(Extracted data entries)
Begin
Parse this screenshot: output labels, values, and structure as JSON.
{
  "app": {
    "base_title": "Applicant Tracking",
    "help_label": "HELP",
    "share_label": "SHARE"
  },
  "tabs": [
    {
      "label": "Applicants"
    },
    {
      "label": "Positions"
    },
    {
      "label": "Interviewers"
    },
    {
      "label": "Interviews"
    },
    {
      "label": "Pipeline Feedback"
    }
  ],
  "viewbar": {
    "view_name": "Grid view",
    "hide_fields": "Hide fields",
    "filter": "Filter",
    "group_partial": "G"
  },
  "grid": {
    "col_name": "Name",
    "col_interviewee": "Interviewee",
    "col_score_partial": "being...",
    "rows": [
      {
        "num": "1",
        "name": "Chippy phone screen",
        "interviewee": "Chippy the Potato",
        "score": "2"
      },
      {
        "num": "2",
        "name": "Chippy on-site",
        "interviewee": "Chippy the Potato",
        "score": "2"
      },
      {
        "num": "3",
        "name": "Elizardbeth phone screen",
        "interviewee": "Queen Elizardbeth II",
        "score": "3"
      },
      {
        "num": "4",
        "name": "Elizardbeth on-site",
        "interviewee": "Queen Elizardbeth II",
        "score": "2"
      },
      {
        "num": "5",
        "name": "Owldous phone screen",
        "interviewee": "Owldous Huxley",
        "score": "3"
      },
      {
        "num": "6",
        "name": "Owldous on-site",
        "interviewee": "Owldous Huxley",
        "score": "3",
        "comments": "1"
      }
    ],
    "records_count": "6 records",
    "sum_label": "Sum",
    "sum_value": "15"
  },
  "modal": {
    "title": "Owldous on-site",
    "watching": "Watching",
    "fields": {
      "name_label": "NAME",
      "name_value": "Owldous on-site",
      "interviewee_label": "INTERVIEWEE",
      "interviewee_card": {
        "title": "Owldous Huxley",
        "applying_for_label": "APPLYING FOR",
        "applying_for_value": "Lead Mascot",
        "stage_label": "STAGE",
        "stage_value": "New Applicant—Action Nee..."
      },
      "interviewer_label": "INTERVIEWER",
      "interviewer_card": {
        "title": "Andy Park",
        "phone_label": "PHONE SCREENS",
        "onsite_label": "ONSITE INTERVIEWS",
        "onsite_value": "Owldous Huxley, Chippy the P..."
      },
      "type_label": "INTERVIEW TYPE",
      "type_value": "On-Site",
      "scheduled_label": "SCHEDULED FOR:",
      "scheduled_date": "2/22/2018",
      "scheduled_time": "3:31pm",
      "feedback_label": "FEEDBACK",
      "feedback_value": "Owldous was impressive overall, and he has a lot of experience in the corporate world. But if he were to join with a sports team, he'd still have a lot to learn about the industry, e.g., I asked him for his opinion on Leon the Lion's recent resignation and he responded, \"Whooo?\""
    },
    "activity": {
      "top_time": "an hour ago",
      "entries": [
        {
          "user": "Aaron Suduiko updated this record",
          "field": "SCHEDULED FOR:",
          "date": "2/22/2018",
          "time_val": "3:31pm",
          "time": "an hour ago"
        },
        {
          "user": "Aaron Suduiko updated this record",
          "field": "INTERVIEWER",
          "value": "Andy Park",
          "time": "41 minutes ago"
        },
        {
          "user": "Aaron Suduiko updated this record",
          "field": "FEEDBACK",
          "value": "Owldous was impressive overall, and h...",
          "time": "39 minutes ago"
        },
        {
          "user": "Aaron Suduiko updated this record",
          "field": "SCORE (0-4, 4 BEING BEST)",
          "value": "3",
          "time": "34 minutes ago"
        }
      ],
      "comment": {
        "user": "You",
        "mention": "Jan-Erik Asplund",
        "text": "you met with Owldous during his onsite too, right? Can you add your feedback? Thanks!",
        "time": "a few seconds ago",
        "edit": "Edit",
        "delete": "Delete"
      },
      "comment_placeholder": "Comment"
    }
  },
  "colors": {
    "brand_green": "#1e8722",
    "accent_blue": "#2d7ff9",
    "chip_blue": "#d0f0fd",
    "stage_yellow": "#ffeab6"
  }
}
End
_What to produce_
Restate every record exactly, leaving nothing out.

_Full response_
Parse this screenshot: output labels, values, and structure as JSON.
{
  "app": {
    "base_title": "Applicant Tracking",
    "help_label": "HELP",
    "share_label": "SHARE"
  },
  "tabs": [
    {
      "label": "Applicants"
    },
    {
      "label": "Positions"
    },
    {
      "label": "Interviewers"
    },
    {
      "label": "Interviews"
    },
    {
      "label": "Pipeline Feedback"
    }
  ],
  "viewbar": {
    "view_name": "Grid view",
    "hide_fields": "Hide fields",
    "filter": "Filter",
    "group_partial": "G"
  },
  "grid": {
    "col_name": "Name",
    "col_interviewee": "Interviewee",
    "col_score_partial": "being...",
    "rows": [
      {
        "num": "1",
        "name": "Chippy phone screen",
        "interviewee": "Chippy the Potato",
        "score": "2"
      },
      {
        "num": "2",
        "name": "Chippy on-site",
        "interviewee": "Chippy the Potato",
        "score": "2"
      },
      {
        "num": "3",
        "name": "Elizardbeth phone screen",
        "interviewee": "Queen Elizardbeth II",
        "score": "3"
      },
      {
        "num": "4",
        "name": "Elizardbeth on-site",
        "interviewee": "Queen Elizardbeth II",
        "score": "2"
      },
      {
        "num": "5",
        "name": "Owldous phone screen",
        "interviewee": "Owldous Huxley",
        "score": "3"
      },
      {
        "num": "6",
        "name": "Owldous on-site",
        "interviewee": "Owldous Huxley",
        "score": "3",
        "comments": "1"
      }
    ],
    "records_count": "6 records",
    "sum_label": "Sum",
    "sum_value": "15"
  },
  "modal": {
    "title": "Owldous on-site",
    "watching": "Watching",
    "fields": {
      "name_label": "NAME",
      "name_value": "Owldous on-site",
      "interviewee_label": "INTERVIEWEE",
      "interviewee_card": {
        "title": "Owldous Huxley",
        "applying_for_label": "APPLYING FOR",
        "applying_for_value": "Lead Mascot",
        "stage_label": "STAGE",
        "stage_value": "New Applicant—Action Nee..."
      },
      "interviewer_label": "INTERVIEWER",
      "interviewer_card": {
        "title": "Andy Park",
        "phone_label": "PHONE SCREENS",
        "onsite_label": "ONSITE INTERVIEWS",
        "onsite_value": "Owldous Huxley, Chippy the P..."
      },
      "type_label": "INTERVIEW TYPE",
      "type_value": "On-Site",
      "scheduled_label": "SCHEDULED FOR:",
      "scheduled_date": "2/22/2018",
      "scheduled_time": "3:31pm",
      "feedback_label": "FEEDBACK",
      "feedback_value": "Owldous was impressive overall, and he has a lot of experience in the corporate world. But if he were to join with a sports team, he'd still have a lot to learn about the industry, e.g., I asked him for his opinion on Leon the Lion's recent resignation and he responded, \"Whooo?\""
    },
    "activity": {
      "top_time": "an hour ago",
      "entries": [
        {
          "user": "Aaron Suduiko updated this record",
          "field": "SCHEDULED FOR:",
          "date": "2/22/2018",
          "time_val": "3:31pm",
          "time": "an hour ago"
        },
        {
          "user": "Aaron Suduiko updated this record",
          "field": "INTERVIEWER",
          "value": "Andy Park",
          "time": "41 minutes ago"
        },
        {
          "user": "Aaron Suduiko updated this record",
          "field": "FEEDBACK",
          "value": "Owldous was impressive overall, and h...",
          "time": "39 minutes ago"
        },
        {
          "user": "Aaron Suduiko updated this record",
          "field": "SCORE (0-4, 4 BEING BEST)",
          "value": "3",
          "time": "34 minutes ago"
        }
      ],
      "comment": {
        "user": "You",
        "mention": "Jan-Erik Asplund",
        "text": "you met with Owldous during his onsite too, right? Can you add your feedback? Thanks!",
        "time": "a few seconds ago",
        "edit": "Edit",
        "delete": "Delete"
      },
      "comment_placeholder": "Comment"
    }
  },
  "colors": {
    "brand_green": "#1e8722",
    "accent_blue": "#2d7ff9",
    "chip_blue": "#d0f0fd",
    "stage_yellow": "#ffeab6"
  }
}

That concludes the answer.